» **Source passage**:
• • • • •
Wakefield Trinity (briefly known as Wakefield Trinity Wildcats between 1999-2016.) is a professional rugby league club in Wakefield, West Yorkshire, England, that plays in the Super League. One of the original twenty-two clubs that formed the Northern Rugby Football Union in 1895. The club has played at Belle Vue Stadium in Wakefield since 1895 and has rivalries with Castleford Tigers and Featherstone Rovers.  Wakefield have been league champions twice in their history when they went back to back in 1967 and 1968. As of 2022, it has been 54 years since Wakefield last won the league.

History

Early years

The club's predecessor was The Young Mens Society, formed in 1867 by the Holy Trinity Church to promote sports, with the team itself formed in 1873 alongside a similarly named athletics club, Wakefield Trinity Cycling and Athletic Club (now Wakefield District Harriers and Athletics Club). Early matches were played at Heath Common (1873), Manor Field (1875–76) and Elm Street (1877) before the club moved to Belle Vue in 1879.
• • • • •
» **Raw records**:
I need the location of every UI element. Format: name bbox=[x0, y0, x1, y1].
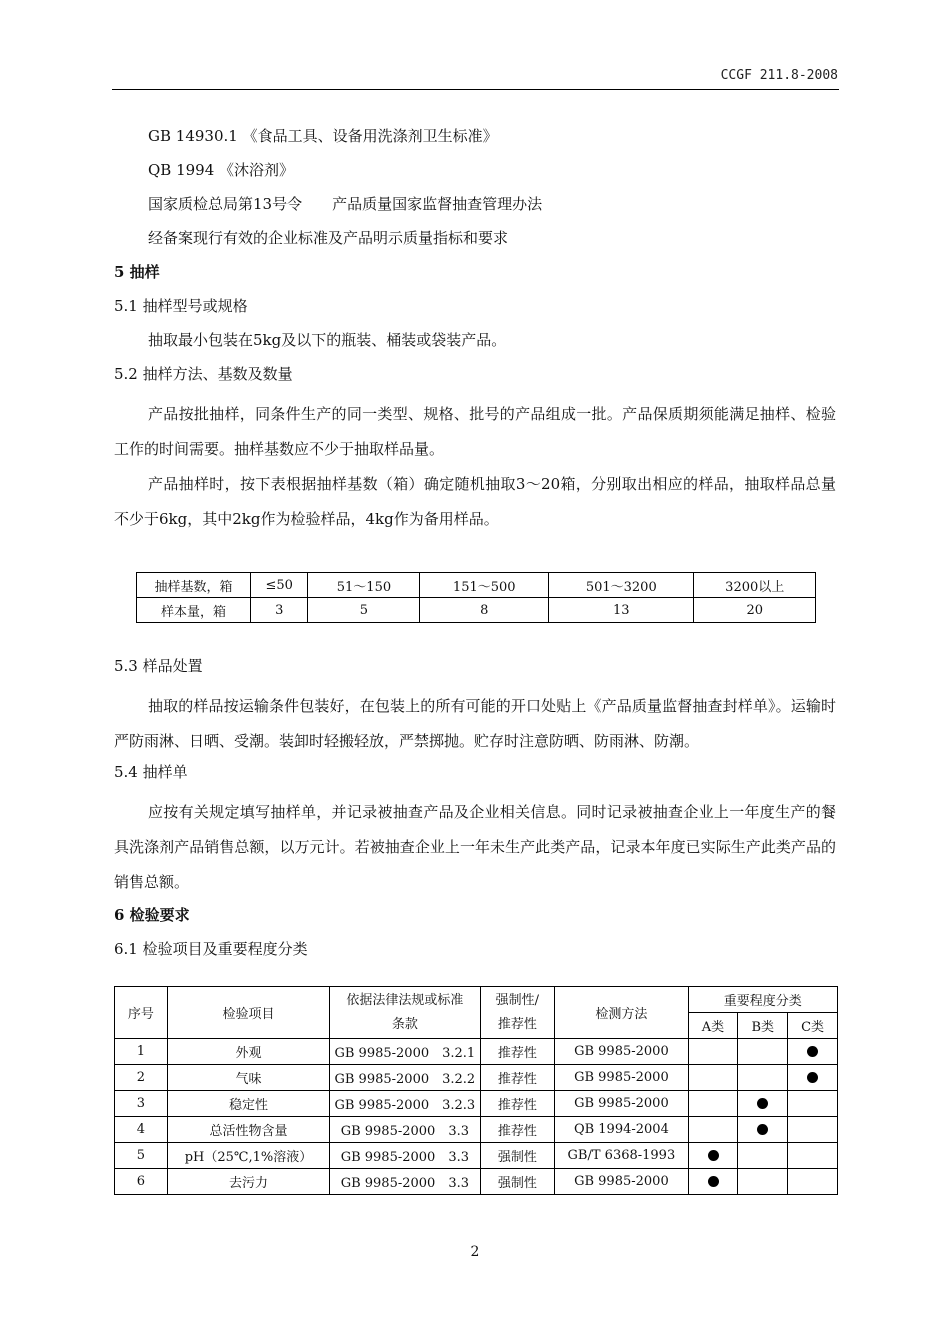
table-cell-basis: GB 9985-2000 3.3 bbox=[330, 1143, 480, 1169]
table-cell: 501～3200 bbox=[549, 573, 694, 598]
table-cell-no: 6 bbox=[115, 1169, 168, 1195]
table-cell-class-b bbox=[738, 1117, 788, 1143]
table-cell-class-c bbox=[788, 1117, 838, 1143]
table-cell-class-c bbox=[788, 1169, 838, 1195]
header-item: 检验项目 bbox=[167, 987, 329, 1039]
table-cell: ≤50 bbox=[251, 573, 308, 598]
header-method: 检测方法 bbox=[555, 987, 688, 1039]
table-cell-method: GB 9985-2000 bbox=[555, 1039, 688, 1065]
section-5-4-paragraph: 应按有关规定填写抽样单，并记录被抽查产品及企业相关信息。同时记录被抽查企业上一年度生产的餐具洗涤剂产品销售总额，以万元计。若被抽查企业上一年未生产此类产品，记录本年度已实际生产此类产品的销售总额。 bbox=[114, 803, 836, 891]
section-5-3-paragraph: 抽取的样品按运输条件包装好，在包装上的所有可能的开口处贴上《产品质量监督抽查封样单》。运输时严防雨淋、日晒、受潮。装卸时轻搬轻放，严禁掷抛。贮存时注意防晒、防雨淋、防潮。 bbox=[114, 697, 836, 750]
header-rule bbox=[112, 89, 839, 90]
table-cell-class-b bbox=[738, 1091, 788, 1117]
table-cell-class-a bbox=[688, 1091, 738, 1117]
table-row bbox=[115, 1117, 838, 1143]
inspection-table-body bbox=[115, 1039, 838, 1195]
header-basis-line-1: 依据法律法规或标准 bbox=[346, 992, 464, 1008]
section-5-4-title: 5.4 抽样单 bbox=[114, 763, 188, 781]
table-cell-basis: GB 9985-2000 3.2.2 bbox=[330, 1065, 480, 1091]
section-5-1-title: 5.1 抽样型号或规格 bbox=[114, 297, 248, 315]
table-cell: 51～150 bbox=[308, 573, 420, 598]
section-5-1-text: 抽取最小包装在5kg及以下的瓶装、桶装或袋装产品。 bbox=[148, 331, 507, 349]
table-cell-class-a bbox=[688, 1039, 738, 1065]
document-code: CCGF 211.8-2008 bbox=[720, 68, 838, 83]
table-cell-class-c bbox=[788, 1091, 838, 1117]
table-cell-method: GB 9985-2000 bbox=[555, 1065, 688, 1091]
table-row bbox=[115, 1169, 838, 1195]
table-cell: 5 bbox=[308, 598, 420, 623]
table-cell: 3 bbox=[251, 598, 308, 623]
table-cell-item: 稳定性 bbox=[167, 1091, 329, 1117]
header-mandatory-line-2: 推荐性 bbox=[497, 1016, 537, 1032]
table-cell: 8 bbox=[420, 598, 549, 623]
table-cell-method: QB 1994-2004 bbox=[555, 1117, 688, 1143]
reference-2: QB 1994 《沐浴剂》 bbox=[148, 161, 295, 179]
header-no: 序号 bbox=[115, 987, 168, 1039]
header-class-a: A类 bbox=[688, 1013, 738, 1039]
table-cell-method: GB 9985-2000 bbox=[555, 1091, 688, 1117]
table-cell: 抽样基数，箱 bbox=[137, 573, 251, 598]
table-row bbox=[137, 573, 816, 598]
header-importance: 重要程度分类 bbox=[688, 987, 837, 1013]
table-cell-class-b bbox=[738, 1143, 788, 1169]
table-cell-method: GB/T 6368-1993 bbox=[555, 1143, 688, 1169]
table-cell-type: 强制性 bbox=[480, 1143, 555, 1169]
bullet-icon bbox=[757, 1098, 768, 1109]
section-6-1-title: 6.1 检验项目及重要程度分类 bbox=[114, 940, 308, 958]
table-cell-basis: GB 9985-2000 3.2.1 bbox=[330, 1039, 480, 1065]
table-cell-basis: GB 9985-2000 3.3 bbox=[330, 1169, 480, 1195]
table-cell: 20 bbox=[694, 598, 816, 623]
table-cell-class-c bbox=[788, 1143, 838, 1169]
table-row bbox=[115, 1143, 838, 1169]
table-cell-type: 推荐性 bbox=[480, 1039, 555, 1065]
table-cell: 3200以上 bbox=[694, 573, 816, 598]
table-cell-class-a bbox=[688, 1117, 738, 1143]
section-5-title: 5 抽样 bbox=[114, 263, 160, 281]
sampling-table bbox=[136, 572, 816, 623]
header-basis bbox=[330, 987, 480, 1039]
section-5-3-title: 5.3 样品处置 bbox=[114, 657, 203, 675]
bullet-icon bbox=[708, 1150, 719, 1161]
bullet-icon bbox=[807, 1046, 818, 1057]
table-cell-class-c bbox=[788, 1065, 838, 1091]
inspection-table bbox=[114, 986, 838, 1195]
table-cell: 13 bbox=[549, 598, 694, 623]
table-cell-class-b bbox=[738, 1169, 788, 1195]
table-row bbox=[137, 598, 816, 623]
table-cell-item: 去污力 bbox=[167, 1169, 329, 1195]
page-number: 2 bbox=[470, 1244, 480, 1260]
table-row bbox=[115, 1091, 838, 1117]
table-cell-basis: GB 9985-2000 3.3 bbox=[330, 1117, 480, 1143]
table-cell-method: GB 9985-2000 bbox=[555, 1169, 688, 1195]
bullet-icon bbox=[757, 1124, 768, 1135]
table-cell-class-c bbox=[788, 1039, 838, 1065]
reference-3: 国家质检总局第13号令 产品质量国家监督抽查管理办法 bbox=[148, 195, 543, 213]
table-cell: 样本量，箱 bbox=[137, 598, 251, 623]
table-cell-class-a bbox=[688, 1143, 738, 1169]
section-5-2-title: 5.2 抽样方法、基数及数量 bbox=[114, 365, 293, 383]
table-cell-type: 推荐性 bbox=[480, 1117, 555, 1143]
table-cell-item: 外观 bbox=[167, 1039, 329, 1065]
table-cell: 151～500 bbox=[420, 573, 549, 598]
table-cell-class-b bbox=[738, 1039, 788, 1065]
table-cell-item: pH（25℃,1%溶液） bbox=[167, 1143, 329, 1169]
table-header-row bbox=[115, 987, 838, 1013]
table-cell-item: 总活性物含量 bbox=[167, 1117, 329, 1143]
reference-1: GB 14930.1 《食品工具、设备用洗涤剂卫生标准》 bbox=[148, 127, 498, 145]
table-cell-basis: GB 9985-2000 3.2.3 bbox=[330, 1091, 480, 1117]
table-row bbox=[115, 1065, 838, 1091]
table-cell-no: 2 bbox=[115, 1065, 168, 1091]
header-mandatory bbox=[480, 987, 555, 1039]
table-cell-class-a bbox=[688, 1065, 738, 1091]
header-mandatory-line-1: 强制性/ bbox=[495, 992, 540, 1008]
table-cell-type: 推荐性 bbox=[480, 1065, 555, 1091]
table-cell-item: 气味 bbox=[167, 1065, 329, 1091]
section-5-2-paragraph-2: 产品抽样时，按下表根据抽样基数（箱）确定随机抽取3～20箱，分别取出相应的样品，抽取样品总量不少于6kg，其中2kg作为检验样品，4kg作为备用样品。 bbox=[114, 475, 836, 528]
document-body bbox=[114, 125, 836, 1195]
header-basis-line-2: 条款 bbox=[391, 1016, 418, 1032]
table-cell-no: 5 bbox=[115, 1143, 168, 1169]
table-cell-class-a bbox=[688, 1169, 738, 1195]
bullet-icon bbox=[807, 1072, 818, 1083]
table-cell-class-b bbox=[738, 1065, 788, 1091]
section-6-title: 6 检验要求 bbox=[114, 906, 190, 924]
bullet-icon bbox=[708, 1176, 719, 1187]
section-5-2-paragraph-1: 产品按批抽样，同条件生产的同一类型、规格、批号的产品组成一批。产品保质期须能满足抽样、检验工作的时间需要。抽样基数应不少于抽取样品量。 bbox=[114, 405, 836, 458]
table-cell-no: 4 bbox=[115, 1117, 168, 1143]
table-row bbox=[115, 1039, 838, 1065]
table-cell-no: 3 bbox=[115, 1091, 168, 1117]
table-cell-type: 强制性 bbox=[480, 1169, 555, 1195]
table-cell-type: 推荐性 bbox=[480, 1091, 555, 1117]
header-class-b: B类 bbox=[738, 1013, 788, 1039]
table-cell-no: 1 bbox=[115, 1039, 168, 1065]
reference-4: 经备案现行有效的企业标准及产品明示质量指标和要求 bbox=[148, 229, 509, 247]
header-class-c: C类 bbox=[788, 1013, 838, 1039]
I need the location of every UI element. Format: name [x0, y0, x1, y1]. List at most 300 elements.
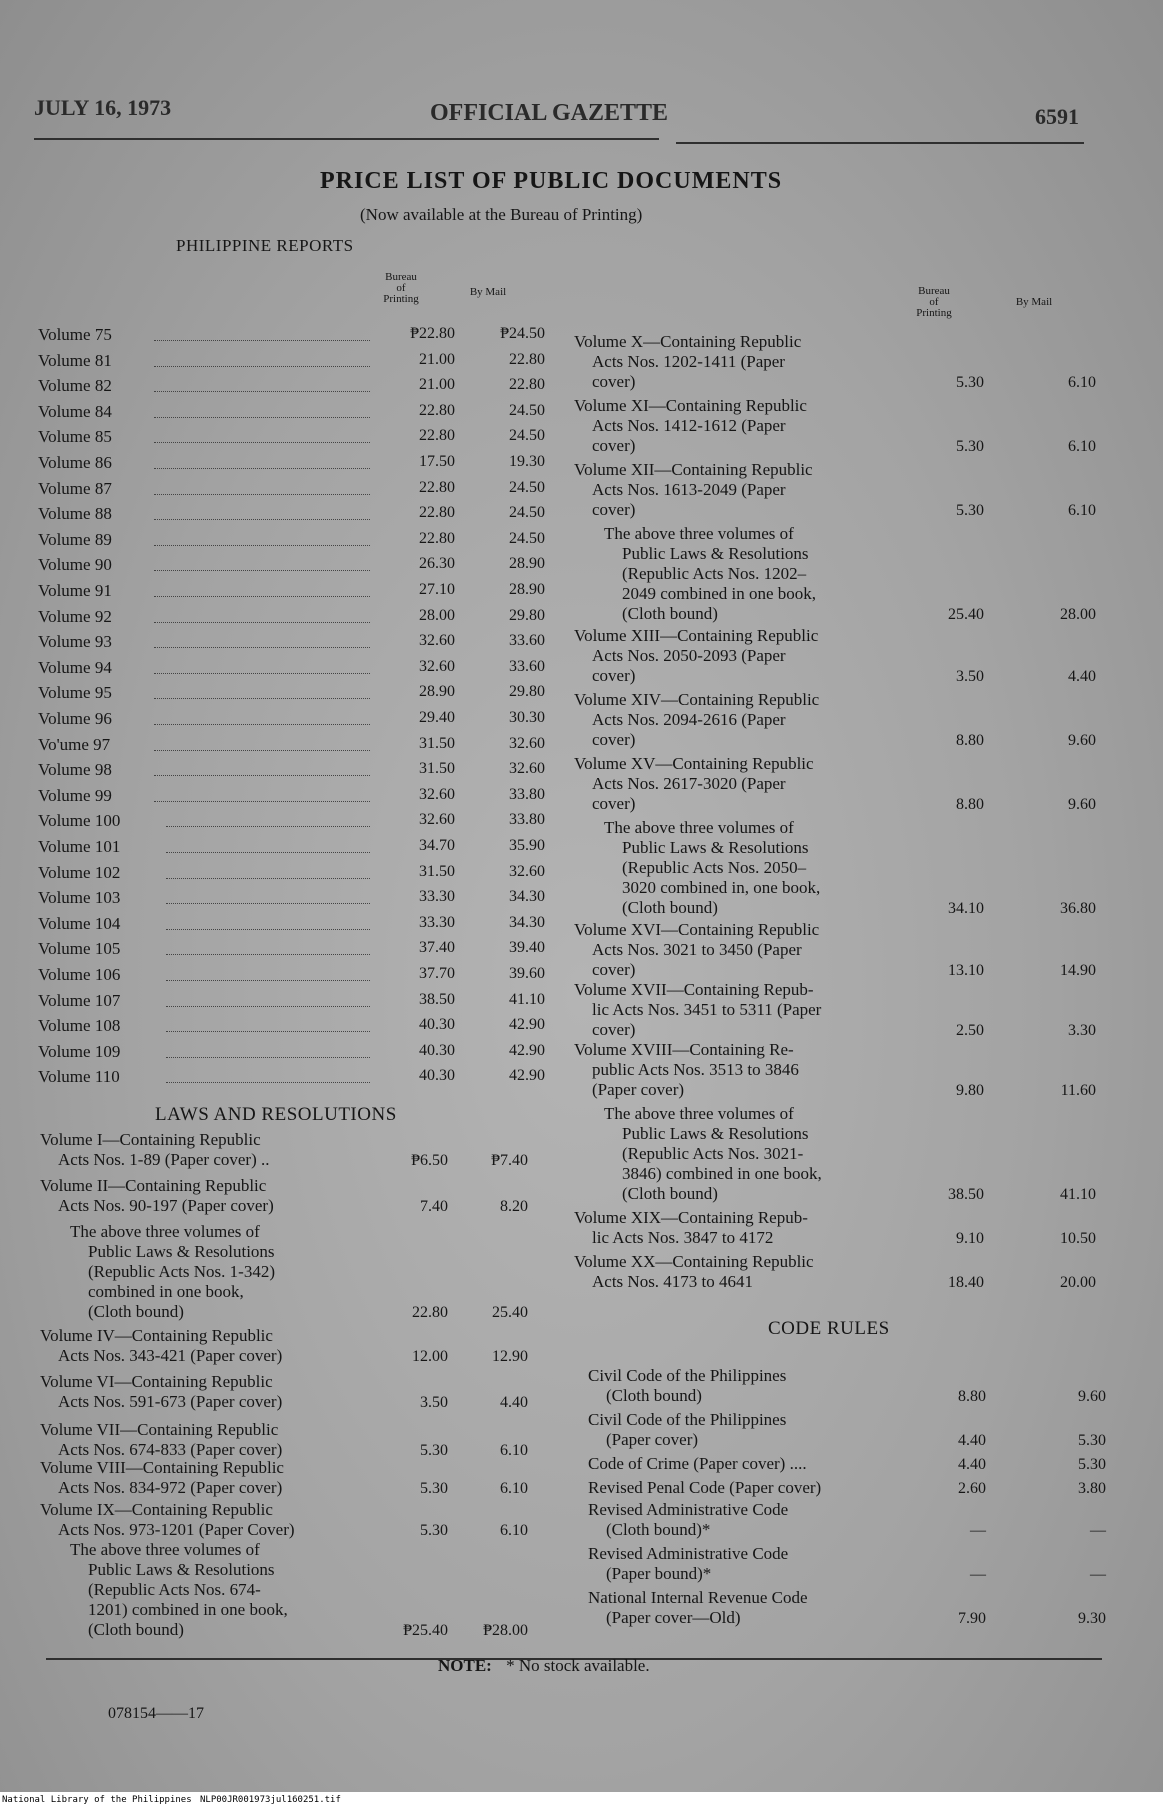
• • • • •
» **The exercise**: From the Wakefield Trinity passage, copy word for word the section that begins with "The club's predecessor" and ends with "Vue in 1879.".

» **Response to the exercise**:
The club's predecessor was The Young Mens Society, formed in 1867 by the Holy Trinity Church to promote sports, with the team itself formed in 1873 alongside a similarly named athletics club, Wakefield Trinity Cycling and Athletic Club (now Wakefield District Harriers and Athletics Club). Early matches were played at Heath Common (1873), Manor Field (1875–76) and Elm Street (1877) before the club moved to Belle Vue in 1879.